··· DATASET ENTRIES

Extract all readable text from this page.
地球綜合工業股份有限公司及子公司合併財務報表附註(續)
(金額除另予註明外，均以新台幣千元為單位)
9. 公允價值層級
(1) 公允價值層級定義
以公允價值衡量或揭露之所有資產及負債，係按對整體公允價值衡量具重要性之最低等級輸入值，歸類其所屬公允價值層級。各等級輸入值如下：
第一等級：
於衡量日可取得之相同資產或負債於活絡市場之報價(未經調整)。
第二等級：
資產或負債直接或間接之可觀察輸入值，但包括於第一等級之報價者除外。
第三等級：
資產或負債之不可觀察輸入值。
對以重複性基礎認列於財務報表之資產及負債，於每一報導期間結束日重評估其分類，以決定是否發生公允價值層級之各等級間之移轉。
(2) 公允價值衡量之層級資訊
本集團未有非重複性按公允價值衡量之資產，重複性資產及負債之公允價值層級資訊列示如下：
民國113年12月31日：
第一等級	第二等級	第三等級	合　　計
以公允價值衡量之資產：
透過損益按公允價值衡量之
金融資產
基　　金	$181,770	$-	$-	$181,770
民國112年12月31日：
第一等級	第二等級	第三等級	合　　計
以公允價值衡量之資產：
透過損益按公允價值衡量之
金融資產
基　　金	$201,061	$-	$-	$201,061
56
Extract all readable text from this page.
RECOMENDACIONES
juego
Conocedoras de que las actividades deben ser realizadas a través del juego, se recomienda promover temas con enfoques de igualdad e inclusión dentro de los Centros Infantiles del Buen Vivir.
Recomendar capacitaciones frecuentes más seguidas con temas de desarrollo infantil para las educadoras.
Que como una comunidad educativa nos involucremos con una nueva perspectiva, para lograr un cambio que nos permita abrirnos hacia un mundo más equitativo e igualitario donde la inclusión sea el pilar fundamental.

······

WRITTEN PROBLEM: Return all of the data precisely as it appears.

TASK SOLUTION:
Extract all readable text from this page.
地球綜合工業股份有限公司及子公司合併財務報表附註(續)
(金額除另予註明外，均以新台幣千元為單位)
9. 公允價值層級
(1) 公允價值層級定義
以公允價值衡量或揭露之所有資產及負債，係按對整體公允價值衡量具重要性之最低等級輸入值，歸類其所屬公允價值層級。各等級輸入值如下：
第一等級：
於衡量日可取得之相同資產或負債於活絡市場之報價(未經調整)。
第二等級：
資產或負債直接或間接之可觀察輸入值，但包括於第一等級之報價者除外。
第三等級：
資產或負債之不可觀察輸入值。
對以重複性基礎認列於財務報表之資產及負債，於每一報導期間結束日重評估其分類，以決定是否發生公允價值層級之各等級間之移轉。
(2) 公允價值衡量之層級資訊
本集團未有非重複性按公允價值衡量之資產，重複性資產及負債之公允價值層級資訊列示如下：
民國113年12月31日：
第一等級	第二等級	第三等級	合　　計
以公允價值衡量之資產：
透過損益按公允價值衡量之
金融資產
基　　金	$181,770	$-	$-	$181,770
民國112年12月31日：
第一等級	第二等級	第三等級	合　　計
以公允價值衡量之資產：
透過損益按公允價值衡量之
金融資產
基　　金	$201,061	$-	$-	$201,061
56
Extract all readable text from this page.
RECOMENDACIONES
juego
Conocedoras de que las actividades deben ser realizadas a través del juego, se recomienda promover temas con enfoques de igualdad e inclusión dentro de los Centros Infantiles del Buen Vivir.
Recomendar capacitaciones frecuentes más seguidas con temas de desarrollo infantil para las educadoras.
Que como una comunidad educativa nos involucremos con una nueva perspectiva, para lograr un cambio que nos permita abrirnos hacia un mundo más equitativo e igualitario donde la inclusión sea el pilar fundamental.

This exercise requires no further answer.